#### [Your goal]
Filter the entries that follow, copying every line in which the word "description" appears.

#### [Data records]
______________________________

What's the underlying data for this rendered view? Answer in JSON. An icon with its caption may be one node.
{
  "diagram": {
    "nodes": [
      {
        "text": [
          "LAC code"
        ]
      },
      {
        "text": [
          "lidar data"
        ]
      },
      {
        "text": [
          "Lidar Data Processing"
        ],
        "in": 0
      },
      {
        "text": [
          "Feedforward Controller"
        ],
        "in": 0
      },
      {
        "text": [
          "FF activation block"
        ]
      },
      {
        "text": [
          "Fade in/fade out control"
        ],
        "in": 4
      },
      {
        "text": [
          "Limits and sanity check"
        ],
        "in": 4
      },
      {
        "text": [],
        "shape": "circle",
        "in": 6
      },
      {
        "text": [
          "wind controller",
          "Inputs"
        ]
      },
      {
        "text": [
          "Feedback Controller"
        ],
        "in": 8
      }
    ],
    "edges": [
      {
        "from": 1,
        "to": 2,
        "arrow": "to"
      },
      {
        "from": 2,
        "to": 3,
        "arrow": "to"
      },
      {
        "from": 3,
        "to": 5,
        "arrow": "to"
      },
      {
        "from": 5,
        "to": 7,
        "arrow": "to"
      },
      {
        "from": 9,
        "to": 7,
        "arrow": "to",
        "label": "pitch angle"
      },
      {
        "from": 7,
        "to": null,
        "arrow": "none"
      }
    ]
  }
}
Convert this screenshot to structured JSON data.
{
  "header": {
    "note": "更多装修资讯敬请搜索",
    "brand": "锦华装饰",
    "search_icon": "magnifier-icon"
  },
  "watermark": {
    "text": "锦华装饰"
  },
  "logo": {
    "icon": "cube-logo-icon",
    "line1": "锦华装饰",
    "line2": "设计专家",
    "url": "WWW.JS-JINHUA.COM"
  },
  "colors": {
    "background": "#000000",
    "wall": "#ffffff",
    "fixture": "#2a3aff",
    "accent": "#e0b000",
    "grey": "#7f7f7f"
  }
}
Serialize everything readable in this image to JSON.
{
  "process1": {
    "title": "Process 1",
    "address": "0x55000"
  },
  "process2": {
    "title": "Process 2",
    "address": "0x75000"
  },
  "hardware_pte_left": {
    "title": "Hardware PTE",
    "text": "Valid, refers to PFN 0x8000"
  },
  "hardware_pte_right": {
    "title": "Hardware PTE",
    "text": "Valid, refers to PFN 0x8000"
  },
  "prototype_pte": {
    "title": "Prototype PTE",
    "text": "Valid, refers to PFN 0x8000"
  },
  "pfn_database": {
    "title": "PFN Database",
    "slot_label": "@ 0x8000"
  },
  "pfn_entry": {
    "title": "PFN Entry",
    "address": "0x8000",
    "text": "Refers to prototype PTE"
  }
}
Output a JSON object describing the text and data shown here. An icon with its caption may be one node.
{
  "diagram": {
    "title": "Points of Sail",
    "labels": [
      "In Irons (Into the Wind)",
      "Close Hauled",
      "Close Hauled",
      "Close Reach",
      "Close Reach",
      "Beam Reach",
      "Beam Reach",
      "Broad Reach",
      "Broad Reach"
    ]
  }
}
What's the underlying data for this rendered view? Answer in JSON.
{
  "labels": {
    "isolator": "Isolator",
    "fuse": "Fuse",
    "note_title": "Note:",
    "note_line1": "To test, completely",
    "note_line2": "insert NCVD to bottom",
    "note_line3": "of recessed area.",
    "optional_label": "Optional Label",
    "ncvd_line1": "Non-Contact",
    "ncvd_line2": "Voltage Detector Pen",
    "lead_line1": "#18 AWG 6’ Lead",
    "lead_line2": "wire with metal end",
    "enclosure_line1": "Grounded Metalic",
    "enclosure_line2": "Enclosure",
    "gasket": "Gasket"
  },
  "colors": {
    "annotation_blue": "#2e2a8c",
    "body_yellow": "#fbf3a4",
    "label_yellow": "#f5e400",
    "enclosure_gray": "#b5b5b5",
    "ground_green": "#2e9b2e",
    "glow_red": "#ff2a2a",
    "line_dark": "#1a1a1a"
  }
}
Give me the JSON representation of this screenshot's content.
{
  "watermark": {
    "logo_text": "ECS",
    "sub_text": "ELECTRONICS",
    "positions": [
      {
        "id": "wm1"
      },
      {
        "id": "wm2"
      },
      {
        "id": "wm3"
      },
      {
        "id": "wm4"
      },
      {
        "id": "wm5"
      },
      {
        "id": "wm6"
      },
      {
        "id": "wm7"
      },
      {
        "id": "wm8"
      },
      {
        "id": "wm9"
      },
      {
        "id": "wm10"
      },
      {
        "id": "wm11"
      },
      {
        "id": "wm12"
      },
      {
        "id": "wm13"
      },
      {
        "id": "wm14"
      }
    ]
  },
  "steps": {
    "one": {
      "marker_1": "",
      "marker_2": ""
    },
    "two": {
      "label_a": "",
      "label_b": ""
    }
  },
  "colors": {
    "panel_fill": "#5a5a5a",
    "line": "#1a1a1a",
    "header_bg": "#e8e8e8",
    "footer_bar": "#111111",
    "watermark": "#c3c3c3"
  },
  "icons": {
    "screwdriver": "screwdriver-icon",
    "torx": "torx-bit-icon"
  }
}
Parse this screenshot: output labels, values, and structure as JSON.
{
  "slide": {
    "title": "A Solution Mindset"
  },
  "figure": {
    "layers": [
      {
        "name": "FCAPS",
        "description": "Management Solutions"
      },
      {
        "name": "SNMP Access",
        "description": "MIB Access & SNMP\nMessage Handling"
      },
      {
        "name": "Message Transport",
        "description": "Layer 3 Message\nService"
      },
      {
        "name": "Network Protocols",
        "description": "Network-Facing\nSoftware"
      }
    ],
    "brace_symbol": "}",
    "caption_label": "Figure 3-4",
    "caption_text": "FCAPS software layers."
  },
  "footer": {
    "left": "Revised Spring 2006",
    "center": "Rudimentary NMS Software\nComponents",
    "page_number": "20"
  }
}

______________________________

#### [Full answer]
        "description": "Management Solutions"
        "description": "MIB Access & SNMP\nMessage Handling"
        "description": "Layer 3 Message\nService"
        "description": "Network-Facing\nSoftware"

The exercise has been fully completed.